[Figure dataset records]
----
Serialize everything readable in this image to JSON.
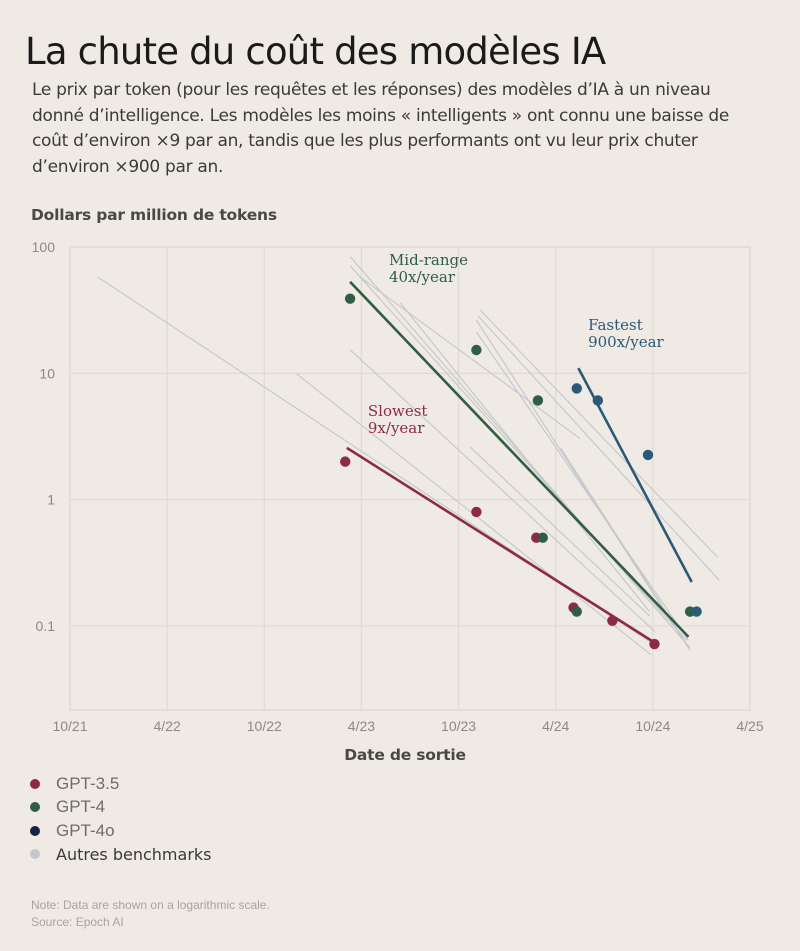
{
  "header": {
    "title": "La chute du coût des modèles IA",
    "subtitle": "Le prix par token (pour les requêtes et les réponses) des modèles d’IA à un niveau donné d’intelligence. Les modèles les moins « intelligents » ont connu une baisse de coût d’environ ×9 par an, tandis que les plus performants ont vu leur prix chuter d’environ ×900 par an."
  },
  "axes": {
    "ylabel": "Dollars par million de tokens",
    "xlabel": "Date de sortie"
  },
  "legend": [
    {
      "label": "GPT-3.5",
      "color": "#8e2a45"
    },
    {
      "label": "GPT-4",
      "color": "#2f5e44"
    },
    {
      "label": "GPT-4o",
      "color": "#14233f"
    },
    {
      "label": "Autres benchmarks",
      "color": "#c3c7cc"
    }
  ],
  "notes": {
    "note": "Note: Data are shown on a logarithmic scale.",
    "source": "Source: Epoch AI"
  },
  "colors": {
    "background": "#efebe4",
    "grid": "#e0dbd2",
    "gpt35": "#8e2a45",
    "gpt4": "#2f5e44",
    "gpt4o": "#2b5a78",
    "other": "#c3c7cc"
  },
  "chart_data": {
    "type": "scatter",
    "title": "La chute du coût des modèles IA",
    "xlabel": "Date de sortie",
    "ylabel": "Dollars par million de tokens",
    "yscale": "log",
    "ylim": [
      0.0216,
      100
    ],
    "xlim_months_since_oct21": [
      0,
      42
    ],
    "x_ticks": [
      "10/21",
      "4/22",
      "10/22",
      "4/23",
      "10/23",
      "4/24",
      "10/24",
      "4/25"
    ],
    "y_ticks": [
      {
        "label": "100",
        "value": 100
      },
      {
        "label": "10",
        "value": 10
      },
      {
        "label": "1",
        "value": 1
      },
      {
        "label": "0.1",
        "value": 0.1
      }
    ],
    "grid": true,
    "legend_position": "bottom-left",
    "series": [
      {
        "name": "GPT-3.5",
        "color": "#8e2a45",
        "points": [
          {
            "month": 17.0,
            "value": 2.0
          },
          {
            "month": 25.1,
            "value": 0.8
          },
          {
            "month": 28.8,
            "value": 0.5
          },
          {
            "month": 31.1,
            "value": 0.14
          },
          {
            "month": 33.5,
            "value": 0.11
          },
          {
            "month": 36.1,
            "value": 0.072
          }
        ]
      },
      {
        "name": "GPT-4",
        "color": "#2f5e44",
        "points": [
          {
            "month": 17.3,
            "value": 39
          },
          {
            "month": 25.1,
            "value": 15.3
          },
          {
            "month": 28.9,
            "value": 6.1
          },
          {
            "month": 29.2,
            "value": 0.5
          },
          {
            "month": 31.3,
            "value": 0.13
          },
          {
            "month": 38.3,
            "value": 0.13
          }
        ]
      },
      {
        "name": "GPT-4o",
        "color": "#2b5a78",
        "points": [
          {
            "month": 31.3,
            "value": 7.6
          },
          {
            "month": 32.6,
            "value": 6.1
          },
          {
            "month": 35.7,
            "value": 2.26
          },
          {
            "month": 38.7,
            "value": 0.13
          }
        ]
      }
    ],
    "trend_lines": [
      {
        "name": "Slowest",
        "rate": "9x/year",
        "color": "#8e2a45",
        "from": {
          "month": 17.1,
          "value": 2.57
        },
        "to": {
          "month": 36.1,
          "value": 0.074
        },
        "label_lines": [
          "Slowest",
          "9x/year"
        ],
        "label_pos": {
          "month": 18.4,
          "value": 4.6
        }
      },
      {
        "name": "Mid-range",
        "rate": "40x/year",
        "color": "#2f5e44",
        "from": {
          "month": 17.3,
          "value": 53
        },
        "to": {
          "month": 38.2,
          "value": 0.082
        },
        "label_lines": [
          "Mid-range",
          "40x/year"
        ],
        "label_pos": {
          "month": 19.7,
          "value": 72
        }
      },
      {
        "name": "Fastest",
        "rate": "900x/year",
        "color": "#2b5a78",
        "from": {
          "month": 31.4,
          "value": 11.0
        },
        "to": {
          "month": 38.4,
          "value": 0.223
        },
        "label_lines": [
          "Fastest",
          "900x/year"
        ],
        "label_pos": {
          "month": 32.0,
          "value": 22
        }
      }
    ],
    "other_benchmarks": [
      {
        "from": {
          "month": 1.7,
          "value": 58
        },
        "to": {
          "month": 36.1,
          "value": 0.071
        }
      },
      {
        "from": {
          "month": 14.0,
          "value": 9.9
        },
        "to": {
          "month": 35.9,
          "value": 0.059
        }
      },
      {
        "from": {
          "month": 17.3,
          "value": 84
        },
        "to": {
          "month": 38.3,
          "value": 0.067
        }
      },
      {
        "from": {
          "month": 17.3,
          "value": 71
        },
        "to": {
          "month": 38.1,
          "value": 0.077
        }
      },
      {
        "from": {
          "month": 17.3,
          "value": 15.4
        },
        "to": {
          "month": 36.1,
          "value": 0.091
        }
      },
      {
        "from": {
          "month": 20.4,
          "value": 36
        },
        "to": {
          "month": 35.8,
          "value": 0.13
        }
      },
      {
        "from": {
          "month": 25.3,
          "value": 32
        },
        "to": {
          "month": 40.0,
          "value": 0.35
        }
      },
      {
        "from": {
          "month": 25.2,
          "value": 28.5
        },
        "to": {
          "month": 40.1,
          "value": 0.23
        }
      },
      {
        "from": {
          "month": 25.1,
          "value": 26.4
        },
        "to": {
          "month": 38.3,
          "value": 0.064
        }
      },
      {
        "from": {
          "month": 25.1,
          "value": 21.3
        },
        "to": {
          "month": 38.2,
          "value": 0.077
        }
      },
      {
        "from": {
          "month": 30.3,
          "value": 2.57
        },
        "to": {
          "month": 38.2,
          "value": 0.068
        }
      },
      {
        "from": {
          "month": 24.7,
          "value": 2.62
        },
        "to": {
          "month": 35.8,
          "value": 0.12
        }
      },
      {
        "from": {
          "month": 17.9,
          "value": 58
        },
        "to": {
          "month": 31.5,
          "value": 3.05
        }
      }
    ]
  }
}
----
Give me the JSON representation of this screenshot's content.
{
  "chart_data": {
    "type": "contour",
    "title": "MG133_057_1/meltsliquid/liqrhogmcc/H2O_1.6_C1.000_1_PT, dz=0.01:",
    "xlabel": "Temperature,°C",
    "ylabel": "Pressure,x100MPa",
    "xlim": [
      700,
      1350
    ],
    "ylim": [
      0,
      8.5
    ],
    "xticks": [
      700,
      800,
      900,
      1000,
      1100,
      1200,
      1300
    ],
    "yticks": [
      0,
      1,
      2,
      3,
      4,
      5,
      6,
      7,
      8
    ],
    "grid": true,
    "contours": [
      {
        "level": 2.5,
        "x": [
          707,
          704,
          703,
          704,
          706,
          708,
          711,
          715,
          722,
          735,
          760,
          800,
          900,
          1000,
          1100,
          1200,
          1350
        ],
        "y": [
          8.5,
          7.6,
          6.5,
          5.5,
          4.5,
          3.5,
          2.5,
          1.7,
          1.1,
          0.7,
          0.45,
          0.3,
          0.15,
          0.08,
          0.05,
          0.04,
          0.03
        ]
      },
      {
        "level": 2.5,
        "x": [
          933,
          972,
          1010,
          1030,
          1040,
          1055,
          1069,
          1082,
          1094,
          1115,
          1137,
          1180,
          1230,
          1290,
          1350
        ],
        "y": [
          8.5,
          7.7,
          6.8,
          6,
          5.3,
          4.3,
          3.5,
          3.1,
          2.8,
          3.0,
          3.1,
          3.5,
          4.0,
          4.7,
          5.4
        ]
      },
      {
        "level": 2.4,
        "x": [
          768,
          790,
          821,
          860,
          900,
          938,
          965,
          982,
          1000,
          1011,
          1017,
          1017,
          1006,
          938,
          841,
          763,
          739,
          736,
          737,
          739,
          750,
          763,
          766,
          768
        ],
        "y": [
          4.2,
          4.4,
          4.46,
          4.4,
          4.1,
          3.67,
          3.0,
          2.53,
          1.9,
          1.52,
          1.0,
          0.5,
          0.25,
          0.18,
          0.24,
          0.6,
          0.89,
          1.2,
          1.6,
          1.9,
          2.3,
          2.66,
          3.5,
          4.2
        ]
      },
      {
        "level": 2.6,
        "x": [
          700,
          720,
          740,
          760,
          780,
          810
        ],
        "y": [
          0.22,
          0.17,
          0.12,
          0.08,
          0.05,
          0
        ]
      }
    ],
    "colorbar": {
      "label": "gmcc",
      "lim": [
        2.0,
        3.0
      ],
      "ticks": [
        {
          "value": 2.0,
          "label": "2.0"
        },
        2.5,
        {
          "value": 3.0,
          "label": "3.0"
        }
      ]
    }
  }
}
----
SET TASK: Copy every single line of the material above that holds "JSON".

FULL OUTPUT:
Serialize everything readable in this image to JSON.
Give me the JSON representation of this screenshot's content.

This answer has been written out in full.